══ Data records

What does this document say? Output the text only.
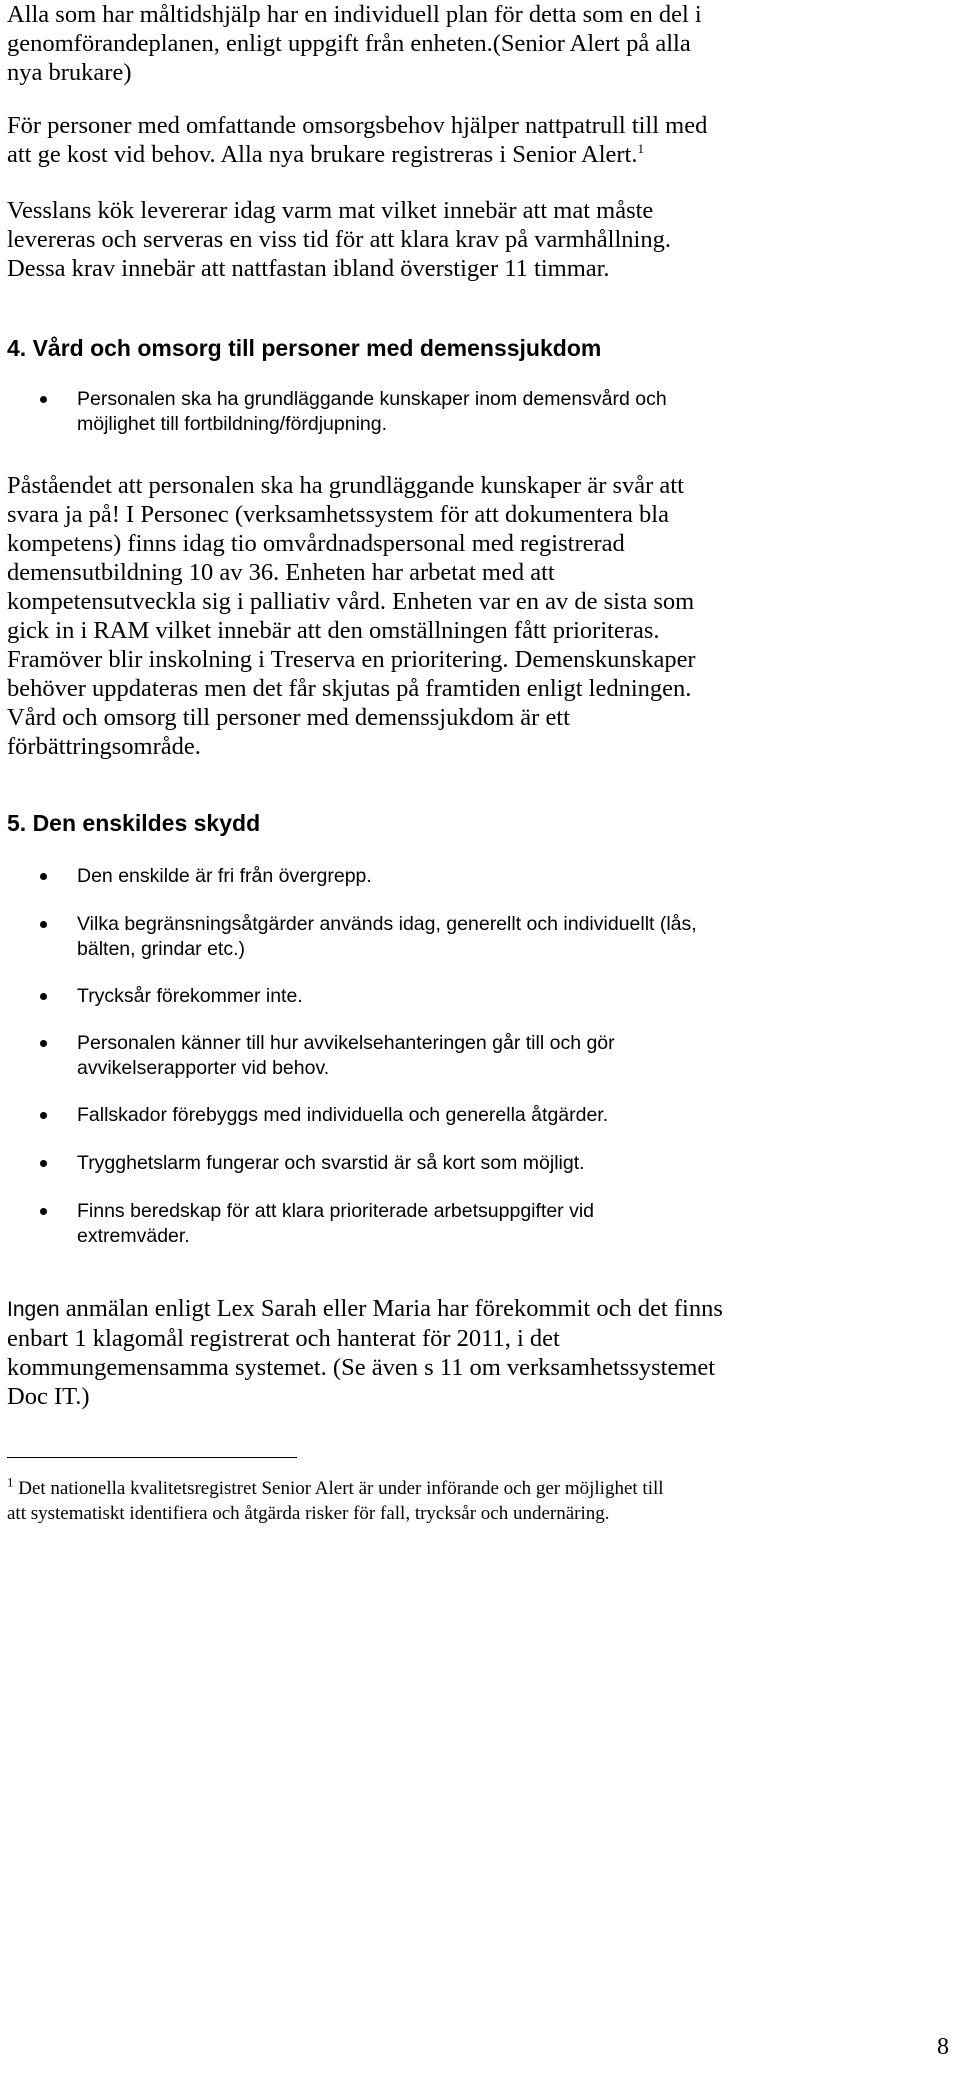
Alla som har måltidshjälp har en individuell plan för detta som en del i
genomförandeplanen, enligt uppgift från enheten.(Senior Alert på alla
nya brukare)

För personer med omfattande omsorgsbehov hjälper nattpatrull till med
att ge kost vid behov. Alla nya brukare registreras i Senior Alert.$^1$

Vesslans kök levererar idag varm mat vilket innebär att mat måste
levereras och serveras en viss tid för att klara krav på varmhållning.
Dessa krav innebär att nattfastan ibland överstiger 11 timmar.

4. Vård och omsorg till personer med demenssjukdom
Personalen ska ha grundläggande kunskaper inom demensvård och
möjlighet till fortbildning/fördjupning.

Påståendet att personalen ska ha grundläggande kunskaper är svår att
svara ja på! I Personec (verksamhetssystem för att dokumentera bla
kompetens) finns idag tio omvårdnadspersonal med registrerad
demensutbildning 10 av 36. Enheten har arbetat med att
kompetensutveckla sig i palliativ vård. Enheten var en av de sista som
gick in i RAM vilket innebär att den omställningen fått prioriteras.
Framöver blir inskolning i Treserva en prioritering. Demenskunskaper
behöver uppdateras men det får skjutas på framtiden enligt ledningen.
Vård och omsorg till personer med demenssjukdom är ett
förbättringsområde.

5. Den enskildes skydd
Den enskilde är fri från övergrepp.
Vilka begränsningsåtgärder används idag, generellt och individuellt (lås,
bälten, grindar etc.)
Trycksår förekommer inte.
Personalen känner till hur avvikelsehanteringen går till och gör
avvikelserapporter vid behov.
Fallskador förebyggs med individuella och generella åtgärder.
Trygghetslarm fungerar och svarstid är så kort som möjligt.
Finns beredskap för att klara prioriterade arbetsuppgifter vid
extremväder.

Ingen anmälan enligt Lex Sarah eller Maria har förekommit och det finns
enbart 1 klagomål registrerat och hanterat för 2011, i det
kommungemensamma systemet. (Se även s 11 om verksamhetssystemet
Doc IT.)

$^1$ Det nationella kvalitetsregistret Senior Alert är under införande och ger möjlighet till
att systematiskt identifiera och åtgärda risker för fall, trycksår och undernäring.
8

════
══ Data records

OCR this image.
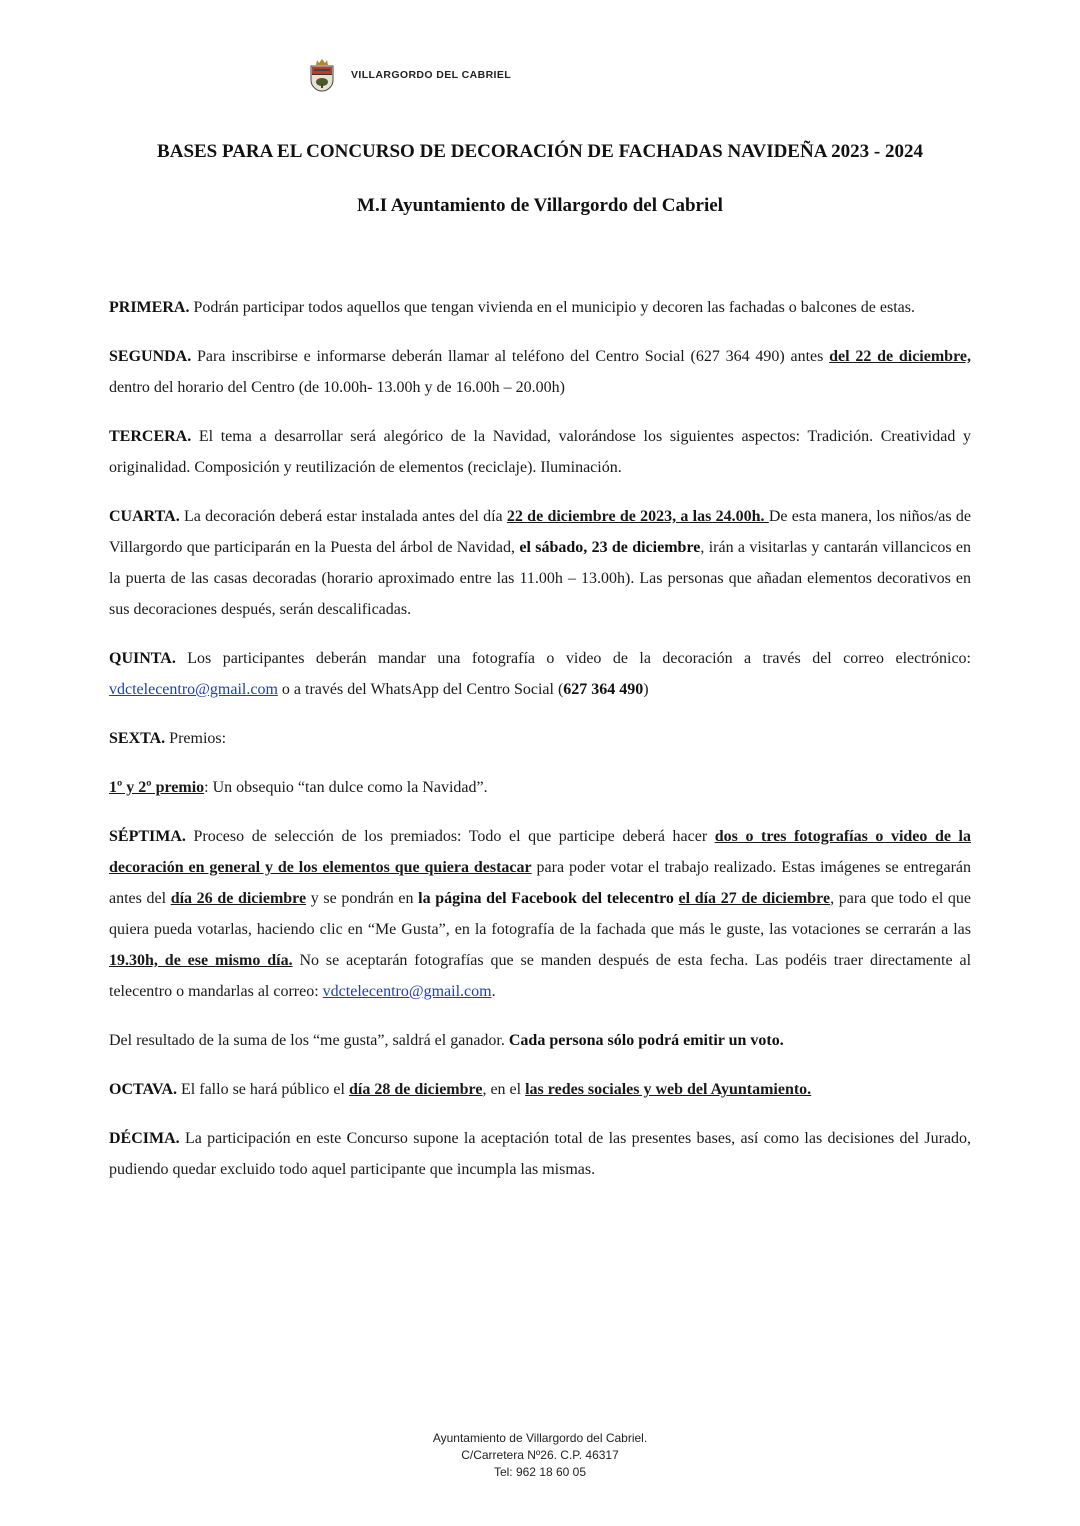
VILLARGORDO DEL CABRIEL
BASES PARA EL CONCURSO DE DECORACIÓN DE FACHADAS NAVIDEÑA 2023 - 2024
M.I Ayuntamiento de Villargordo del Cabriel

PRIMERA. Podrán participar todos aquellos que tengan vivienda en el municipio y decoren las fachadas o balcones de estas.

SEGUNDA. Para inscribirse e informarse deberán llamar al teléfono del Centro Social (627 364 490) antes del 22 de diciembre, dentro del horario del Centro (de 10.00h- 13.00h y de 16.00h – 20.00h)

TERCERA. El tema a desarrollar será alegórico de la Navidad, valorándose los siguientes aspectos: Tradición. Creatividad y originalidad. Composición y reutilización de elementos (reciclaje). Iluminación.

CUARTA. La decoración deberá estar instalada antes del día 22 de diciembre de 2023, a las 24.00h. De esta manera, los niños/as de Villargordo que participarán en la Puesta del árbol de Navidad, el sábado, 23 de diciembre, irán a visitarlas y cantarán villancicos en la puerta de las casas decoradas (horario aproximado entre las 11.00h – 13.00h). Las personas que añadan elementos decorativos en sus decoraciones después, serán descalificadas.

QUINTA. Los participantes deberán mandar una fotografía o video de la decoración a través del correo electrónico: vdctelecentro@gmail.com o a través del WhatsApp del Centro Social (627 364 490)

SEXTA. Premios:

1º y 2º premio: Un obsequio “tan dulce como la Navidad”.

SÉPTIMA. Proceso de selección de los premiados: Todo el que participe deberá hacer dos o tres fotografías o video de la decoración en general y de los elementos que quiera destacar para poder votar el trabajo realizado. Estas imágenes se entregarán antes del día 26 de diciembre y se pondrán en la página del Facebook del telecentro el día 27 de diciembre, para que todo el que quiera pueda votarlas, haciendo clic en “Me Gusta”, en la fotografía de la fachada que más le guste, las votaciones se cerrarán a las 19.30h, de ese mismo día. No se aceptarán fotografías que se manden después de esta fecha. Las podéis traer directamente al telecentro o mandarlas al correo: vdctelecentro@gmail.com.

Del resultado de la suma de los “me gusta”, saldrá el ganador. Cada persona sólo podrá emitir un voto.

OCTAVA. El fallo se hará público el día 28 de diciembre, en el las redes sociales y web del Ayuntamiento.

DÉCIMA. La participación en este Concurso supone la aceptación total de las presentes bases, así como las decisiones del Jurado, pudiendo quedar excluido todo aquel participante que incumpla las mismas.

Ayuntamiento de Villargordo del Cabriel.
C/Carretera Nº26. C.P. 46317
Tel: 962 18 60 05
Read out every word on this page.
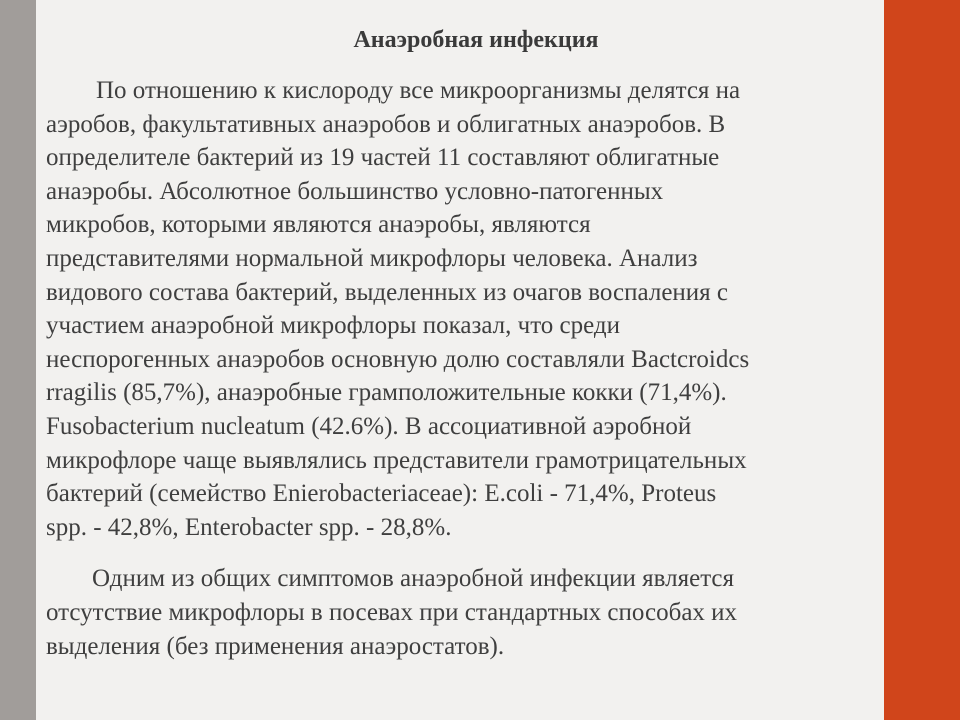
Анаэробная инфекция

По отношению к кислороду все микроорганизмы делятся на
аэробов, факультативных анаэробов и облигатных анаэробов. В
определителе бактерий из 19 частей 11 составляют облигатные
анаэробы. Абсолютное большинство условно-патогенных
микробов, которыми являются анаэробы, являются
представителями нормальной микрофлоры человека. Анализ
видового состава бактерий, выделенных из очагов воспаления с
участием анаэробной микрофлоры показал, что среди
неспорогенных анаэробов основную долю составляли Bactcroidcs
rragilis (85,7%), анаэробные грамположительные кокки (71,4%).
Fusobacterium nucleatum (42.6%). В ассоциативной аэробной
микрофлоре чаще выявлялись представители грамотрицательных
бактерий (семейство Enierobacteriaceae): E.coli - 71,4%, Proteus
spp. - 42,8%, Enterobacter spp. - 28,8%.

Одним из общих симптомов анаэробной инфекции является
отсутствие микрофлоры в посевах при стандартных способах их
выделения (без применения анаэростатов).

════
══ Data records

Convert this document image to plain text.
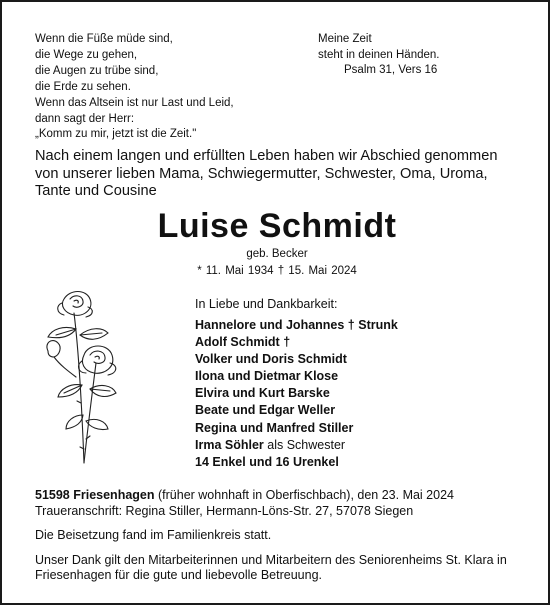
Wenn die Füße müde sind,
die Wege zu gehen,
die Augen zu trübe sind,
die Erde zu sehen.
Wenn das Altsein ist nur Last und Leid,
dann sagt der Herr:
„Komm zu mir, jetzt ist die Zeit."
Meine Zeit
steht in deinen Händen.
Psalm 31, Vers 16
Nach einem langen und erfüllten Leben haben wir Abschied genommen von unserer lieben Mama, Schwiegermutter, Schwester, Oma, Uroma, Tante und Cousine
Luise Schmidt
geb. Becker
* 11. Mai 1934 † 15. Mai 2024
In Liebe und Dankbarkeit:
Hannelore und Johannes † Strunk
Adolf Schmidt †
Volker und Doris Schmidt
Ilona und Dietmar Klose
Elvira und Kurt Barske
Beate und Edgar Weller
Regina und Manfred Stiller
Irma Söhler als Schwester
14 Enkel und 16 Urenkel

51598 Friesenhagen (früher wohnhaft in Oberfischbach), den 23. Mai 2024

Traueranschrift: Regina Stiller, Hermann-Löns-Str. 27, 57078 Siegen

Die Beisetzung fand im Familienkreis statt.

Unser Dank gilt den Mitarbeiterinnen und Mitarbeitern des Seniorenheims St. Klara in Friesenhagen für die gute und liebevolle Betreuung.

════

**Task details:** Gather up every line from the listing above in which the word "personer" occurs.

**Written solution:**
För personer med omfattande omsorgsbehov hjälper nattpatrull till med
4. Vård och omsorg till personer med demenssjukdom
Vård och omsorg till personer med demenssjukdom är ett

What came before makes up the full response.